### [What to work on]
Copy all the material that follows, keeping every character the same.

----- Records

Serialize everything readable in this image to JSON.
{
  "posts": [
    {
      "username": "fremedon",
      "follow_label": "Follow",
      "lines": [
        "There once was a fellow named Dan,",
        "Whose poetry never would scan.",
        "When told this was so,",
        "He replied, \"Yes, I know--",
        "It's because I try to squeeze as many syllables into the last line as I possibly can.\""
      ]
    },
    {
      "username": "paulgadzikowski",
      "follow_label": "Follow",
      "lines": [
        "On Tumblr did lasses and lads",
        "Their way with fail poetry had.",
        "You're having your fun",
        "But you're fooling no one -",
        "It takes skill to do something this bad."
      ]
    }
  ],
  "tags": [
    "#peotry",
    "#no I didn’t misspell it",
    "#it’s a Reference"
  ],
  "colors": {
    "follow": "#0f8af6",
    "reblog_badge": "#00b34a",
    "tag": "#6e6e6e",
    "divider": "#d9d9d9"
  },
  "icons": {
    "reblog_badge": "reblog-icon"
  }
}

----------

### [Correct answer]
Serialize everything readable in this image to JSON.
{
  "posts": [
    {
      "username": "fremedon",
      "follow_label": "Follow",
      "lines": [
        "There once was a fellow named Dan,",
        "Whose poetry never would scan.",
        "When told this was so,",
        "He replied, \"Yes, I know--",
        "It's because I try to squeeze as many syllables into the last line as I possibly can.\""
      ]
    },
    {
      "username": "paulgadzikowski",
      "follow_label": "Follow",
      "lines": [
        "On Tumblr did lasses and lads",
        "Their way with fail poetry had.",
        "You're having your fun",
        "But you're fooling no one -",
        "It takes skill to do something this bad."
      ]
    }
  ],
  "tags": [
    "#peotry",
    "#no I didn’t misspell it",
    "#it’s a Reference"
  ],
  "colors": {
    "follow": "#0f8af6",
    "reblog_badge": "#00b34a",
    "tag": "#6e6e6e",
    "divider": "#d9d9d9"
  },
  "icons": {
    "reblog_badge": "reblog-icon"
  }
}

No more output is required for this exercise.